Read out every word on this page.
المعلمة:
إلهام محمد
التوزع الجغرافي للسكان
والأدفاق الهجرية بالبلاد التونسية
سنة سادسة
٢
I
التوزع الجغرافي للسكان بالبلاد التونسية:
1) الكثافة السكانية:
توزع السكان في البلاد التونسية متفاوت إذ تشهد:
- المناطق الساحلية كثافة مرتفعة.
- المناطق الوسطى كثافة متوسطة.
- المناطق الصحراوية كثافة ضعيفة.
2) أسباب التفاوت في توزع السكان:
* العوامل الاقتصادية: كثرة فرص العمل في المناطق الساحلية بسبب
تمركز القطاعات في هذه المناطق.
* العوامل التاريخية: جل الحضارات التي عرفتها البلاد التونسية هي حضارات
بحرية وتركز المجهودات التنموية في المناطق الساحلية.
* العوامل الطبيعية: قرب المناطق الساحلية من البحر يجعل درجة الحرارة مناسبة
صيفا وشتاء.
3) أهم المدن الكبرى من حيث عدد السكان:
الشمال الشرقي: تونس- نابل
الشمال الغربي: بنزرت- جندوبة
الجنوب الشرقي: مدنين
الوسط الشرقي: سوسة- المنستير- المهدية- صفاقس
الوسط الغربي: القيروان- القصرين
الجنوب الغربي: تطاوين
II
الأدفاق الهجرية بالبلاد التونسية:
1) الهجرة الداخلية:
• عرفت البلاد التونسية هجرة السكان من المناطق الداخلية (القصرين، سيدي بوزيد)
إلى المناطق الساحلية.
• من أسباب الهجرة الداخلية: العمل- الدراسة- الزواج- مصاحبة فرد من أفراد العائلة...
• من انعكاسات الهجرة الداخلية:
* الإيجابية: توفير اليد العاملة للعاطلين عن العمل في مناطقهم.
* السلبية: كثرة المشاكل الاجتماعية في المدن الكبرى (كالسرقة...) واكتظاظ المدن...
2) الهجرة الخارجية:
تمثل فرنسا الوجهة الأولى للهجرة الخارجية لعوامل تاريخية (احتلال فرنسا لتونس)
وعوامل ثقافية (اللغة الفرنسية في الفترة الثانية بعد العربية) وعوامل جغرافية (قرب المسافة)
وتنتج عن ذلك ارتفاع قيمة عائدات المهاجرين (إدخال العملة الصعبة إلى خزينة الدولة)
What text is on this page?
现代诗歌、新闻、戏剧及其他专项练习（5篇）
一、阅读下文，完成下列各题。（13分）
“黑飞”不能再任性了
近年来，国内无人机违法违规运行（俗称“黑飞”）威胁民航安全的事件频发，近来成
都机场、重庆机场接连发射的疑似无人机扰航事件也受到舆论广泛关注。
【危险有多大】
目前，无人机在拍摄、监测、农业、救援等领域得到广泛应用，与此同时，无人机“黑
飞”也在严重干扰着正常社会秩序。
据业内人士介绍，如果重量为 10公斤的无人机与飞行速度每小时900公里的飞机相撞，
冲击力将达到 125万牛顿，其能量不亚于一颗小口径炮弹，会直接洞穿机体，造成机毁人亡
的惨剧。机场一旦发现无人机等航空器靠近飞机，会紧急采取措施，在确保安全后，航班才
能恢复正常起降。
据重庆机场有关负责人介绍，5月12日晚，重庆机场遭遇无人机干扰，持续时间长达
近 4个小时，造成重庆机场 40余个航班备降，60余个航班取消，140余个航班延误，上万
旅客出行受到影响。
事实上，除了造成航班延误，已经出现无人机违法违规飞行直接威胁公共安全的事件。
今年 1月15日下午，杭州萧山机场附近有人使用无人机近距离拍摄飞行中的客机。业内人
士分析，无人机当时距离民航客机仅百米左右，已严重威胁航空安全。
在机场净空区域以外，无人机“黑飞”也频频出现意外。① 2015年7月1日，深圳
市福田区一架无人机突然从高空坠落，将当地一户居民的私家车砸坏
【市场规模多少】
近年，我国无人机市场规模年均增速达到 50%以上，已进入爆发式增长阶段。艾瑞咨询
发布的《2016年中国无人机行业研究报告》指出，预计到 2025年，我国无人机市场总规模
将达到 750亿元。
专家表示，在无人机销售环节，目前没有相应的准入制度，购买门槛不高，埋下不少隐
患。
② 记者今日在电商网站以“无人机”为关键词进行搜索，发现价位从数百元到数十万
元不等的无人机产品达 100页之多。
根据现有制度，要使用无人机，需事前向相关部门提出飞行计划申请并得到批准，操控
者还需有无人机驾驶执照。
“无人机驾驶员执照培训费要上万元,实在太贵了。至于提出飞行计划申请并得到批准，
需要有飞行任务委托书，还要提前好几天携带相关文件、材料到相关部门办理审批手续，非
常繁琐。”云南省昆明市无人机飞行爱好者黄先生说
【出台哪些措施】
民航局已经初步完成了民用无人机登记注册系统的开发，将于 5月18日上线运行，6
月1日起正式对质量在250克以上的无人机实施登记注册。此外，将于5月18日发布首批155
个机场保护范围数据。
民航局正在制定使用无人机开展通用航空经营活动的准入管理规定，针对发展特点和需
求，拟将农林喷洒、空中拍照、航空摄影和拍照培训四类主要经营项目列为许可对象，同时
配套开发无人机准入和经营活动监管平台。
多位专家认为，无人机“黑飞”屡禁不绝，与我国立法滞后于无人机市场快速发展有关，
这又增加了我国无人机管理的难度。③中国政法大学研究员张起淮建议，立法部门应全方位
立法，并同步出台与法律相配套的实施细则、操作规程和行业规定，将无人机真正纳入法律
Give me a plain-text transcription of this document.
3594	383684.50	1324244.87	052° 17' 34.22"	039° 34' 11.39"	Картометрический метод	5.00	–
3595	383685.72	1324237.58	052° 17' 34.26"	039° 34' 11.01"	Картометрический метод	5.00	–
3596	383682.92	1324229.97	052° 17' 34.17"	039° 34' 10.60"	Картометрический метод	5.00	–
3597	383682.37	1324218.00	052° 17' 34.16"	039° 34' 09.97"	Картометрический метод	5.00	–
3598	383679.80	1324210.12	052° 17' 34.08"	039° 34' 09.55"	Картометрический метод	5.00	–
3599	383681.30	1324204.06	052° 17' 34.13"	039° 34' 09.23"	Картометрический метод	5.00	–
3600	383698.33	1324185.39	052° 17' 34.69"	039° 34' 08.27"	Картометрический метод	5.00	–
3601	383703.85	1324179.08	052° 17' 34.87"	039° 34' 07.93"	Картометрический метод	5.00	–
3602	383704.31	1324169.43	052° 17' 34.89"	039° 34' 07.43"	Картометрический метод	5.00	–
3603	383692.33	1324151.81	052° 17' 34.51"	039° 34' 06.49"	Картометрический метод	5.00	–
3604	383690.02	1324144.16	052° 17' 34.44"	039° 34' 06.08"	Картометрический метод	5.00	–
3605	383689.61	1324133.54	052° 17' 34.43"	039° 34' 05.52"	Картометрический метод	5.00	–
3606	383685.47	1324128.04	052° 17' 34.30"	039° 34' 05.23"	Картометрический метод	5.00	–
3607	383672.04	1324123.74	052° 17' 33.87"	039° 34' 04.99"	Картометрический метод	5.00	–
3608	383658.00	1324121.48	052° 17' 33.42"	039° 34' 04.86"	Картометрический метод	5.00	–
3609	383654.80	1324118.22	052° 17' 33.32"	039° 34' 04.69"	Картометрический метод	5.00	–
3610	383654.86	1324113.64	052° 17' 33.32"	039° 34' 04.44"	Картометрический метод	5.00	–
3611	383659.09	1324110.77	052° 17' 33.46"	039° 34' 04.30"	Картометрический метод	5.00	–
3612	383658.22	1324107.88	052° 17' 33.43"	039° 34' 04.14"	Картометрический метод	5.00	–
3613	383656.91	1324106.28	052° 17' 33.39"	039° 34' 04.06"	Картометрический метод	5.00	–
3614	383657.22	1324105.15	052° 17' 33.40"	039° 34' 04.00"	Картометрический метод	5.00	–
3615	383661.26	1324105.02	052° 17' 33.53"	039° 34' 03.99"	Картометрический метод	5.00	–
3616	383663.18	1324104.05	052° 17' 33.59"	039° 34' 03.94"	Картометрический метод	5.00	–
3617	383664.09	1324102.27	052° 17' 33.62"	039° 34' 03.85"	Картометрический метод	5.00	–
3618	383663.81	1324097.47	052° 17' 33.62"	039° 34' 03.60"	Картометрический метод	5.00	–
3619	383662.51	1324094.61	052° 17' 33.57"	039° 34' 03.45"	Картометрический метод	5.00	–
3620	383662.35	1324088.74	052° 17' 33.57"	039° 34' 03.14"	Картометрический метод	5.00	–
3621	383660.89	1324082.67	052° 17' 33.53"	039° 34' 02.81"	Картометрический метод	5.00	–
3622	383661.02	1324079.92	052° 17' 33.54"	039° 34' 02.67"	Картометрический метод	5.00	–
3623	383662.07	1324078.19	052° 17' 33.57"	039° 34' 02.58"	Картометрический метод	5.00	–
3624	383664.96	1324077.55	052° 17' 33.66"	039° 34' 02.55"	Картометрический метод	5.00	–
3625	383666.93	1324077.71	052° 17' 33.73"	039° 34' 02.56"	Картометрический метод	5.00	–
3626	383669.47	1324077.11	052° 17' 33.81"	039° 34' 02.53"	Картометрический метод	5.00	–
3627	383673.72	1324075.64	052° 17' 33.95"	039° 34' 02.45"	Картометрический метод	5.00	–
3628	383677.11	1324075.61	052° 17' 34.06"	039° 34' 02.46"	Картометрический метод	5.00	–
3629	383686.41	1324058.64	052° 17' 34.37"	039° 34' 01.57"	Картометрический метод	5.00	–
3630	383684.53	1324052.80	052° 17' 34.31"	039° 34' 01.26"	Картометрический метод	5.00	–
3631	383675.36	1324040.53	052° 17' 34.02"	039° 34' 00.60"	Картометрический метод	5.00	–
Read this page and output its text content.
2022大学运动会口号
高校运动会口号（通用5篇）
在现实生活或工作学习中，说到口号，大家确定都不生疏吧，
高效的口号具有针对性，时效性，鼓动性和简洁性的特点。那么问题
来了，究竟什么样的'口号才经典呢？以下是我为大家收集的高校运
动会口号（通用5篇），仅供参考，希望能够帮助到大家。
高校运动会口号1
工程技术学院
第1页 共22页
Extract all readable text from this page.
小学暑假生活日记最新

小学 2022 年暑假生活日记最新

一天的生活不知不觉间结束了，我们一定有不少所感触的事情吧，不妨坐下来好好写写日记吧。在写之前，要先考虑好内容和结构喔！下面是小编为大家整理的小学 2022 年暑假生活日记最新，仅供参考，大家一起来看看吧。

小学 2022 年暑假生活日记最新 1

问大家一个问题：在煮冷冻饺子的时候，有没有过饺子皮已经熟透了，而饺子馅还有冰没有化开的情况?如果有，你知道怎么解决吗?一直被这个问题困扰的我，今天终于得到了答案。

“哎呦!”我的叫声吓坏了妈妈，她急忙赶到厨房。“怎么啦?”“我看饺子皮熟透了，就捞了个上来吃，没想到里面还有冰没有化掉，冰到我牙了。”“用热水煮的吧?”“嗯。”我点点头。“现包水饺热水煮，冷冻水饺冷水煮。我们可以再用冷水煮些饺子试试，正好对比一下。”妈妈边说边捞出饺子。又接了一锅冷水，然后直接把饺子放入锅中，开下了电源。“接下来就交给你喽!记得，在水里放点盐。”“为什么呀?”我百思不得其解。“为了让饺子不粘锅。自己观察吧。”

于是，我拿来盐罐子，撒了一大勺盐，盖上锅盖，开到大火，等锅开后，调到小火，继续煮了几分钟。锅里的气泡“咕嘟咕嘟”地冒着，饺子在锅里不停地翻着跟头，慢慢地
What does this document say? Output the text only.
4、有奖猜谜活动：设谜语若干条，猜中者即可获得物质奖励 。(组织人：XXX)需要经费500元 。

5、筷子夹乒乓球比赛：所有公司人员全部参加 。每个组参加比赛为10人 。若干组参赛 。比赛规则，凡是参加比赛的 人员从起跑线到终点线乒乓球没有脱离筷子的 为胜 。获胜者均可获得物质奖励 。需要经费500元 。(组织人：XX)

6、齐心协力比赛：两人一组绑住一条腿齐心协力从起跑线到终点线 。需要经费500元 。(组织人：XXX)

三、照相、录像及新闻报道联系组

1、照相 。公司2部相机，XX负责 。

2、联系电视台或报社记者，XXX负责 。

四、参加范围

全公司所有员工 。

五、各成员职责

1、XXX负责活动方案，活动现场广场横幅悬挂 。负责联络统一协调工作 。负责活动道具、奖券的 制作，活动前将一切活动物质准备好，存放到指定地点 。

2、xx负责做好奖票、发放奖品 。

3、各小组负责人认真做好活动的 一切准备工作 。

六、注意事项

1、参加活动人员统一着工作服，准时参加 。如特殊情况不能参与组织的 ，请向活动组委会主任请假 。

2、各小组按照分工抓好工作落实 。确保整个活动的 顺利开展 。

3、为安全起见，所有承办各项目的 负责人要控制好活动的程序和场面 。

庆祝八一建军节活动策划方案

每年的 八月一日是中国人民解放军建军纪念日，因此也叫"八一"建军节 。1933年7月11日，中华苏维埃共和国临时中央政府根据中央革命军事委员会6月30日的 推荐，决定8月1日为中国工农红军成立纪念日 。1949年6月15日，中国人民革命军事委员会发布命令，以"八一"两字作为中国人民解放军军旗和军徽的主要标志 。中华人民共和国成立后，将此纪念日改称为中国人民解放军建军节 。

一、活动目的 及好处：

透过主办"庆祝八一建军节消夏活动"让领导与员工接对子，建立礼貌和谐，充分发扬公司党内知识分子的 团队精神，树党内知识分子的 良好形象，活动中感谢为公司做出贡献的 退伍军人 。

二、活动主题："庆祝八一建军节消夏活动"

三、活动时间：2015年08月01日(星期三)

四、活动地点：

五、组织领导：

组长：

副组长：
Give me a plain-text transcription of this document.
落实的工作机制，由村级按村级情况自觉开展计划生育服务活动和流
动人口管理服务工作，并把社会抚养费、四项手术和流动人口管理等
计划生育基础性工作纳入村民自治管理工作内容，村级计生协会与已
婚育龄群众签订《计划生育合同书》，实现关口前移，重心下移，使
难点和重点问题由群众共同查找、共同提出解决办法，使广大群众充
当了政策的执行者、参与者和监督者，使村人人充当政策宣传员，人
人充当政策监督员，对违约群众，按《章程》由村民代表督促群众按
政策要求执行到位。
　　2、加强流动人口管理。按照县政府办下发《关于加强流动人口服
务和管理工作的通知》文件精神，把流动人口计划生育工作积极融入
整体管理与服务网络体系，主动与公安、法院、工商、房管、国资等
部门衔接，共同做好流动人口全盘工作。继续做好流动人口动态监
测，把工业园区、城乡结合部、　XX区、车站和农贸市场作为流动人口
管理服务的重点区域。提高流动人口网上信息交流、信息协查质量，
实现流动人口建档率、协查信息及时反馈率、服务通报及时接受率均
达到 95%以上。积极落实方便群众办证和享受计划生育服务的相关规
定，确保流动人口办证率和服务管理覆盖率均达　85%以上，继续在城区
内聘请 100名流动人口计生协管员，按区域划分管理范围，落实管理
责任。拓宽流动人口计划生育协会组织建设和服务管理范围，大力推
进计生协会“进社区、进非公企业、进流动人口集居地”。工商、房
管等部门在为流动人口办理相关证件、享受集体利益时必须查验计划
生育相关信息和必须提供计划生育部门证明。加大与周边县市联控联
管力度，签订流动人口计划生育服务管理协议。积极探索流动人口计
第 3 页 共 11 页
====
▶ [TASK DESCRIPTION]:
Tally the lines above that contain the word "الخارجية", and reply with only the number.

▶ [COMPLETED TASK]:
2